Exercise description: Below you will find a set of lines. Repeat them all exactly.

━━━━━━━━━━━━━━━━

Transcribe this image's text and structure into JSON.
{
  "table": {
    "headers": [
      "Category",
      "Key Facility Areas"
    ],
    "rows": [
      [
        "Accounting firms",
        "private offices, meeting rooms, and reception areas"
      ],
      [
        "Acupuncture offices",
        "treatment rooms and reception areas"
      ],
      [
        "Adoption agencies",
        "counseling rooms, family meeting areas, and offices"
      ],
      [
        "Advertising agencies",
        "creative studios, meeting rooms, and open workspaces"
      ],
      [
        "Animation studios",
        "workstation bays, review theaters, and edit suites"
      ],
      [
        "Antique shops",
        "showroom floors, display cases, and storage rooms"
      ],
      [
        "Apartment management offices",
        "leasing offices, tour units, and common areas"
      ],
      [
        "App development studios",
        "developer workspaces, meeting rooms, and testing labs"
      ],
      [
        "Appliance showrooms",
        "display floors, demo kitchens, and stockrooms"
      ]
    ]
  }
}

━━━━━━━━━━━━━━━━

Output of the exercise:
Transcribe this image's text and structure into JSON.
{
  "table": {
    "headers": [
      "Category",
      "Key Facility Areas"
    ],
    "rows": [
      [
        "Accounting firms",
        "private offices, meeting rooms, and reception areas"
      ],
      [
        "Acupuncture offices",
        "treatment rooms and reception areas"
      ],
      [
        "Adoption agencies",
        "counseling rooms, family meeting areas, and offices"
      ],
      [
        "Advertising agencies",
        "creative studios, meeting rooms, and open workspaces"
      ],
      [
        "Animation studios",
        "workstation bays, review theaters, and edit suites"
      ],
      [
        "Antique shops",
        "showroom floors, display cases, and storage rooms"
      ],
      [
        "Apartment management offices",
        "leasing offices, tour units, and common areas"
      ],
      [
        "App development studios",
        "developer workspaces, meeting rooms, and testing labs"
      ],
      [
        "Appliance showrooms",
        "display floors, demo kitchens, and stockrooms"
      ]
    ]
  }
}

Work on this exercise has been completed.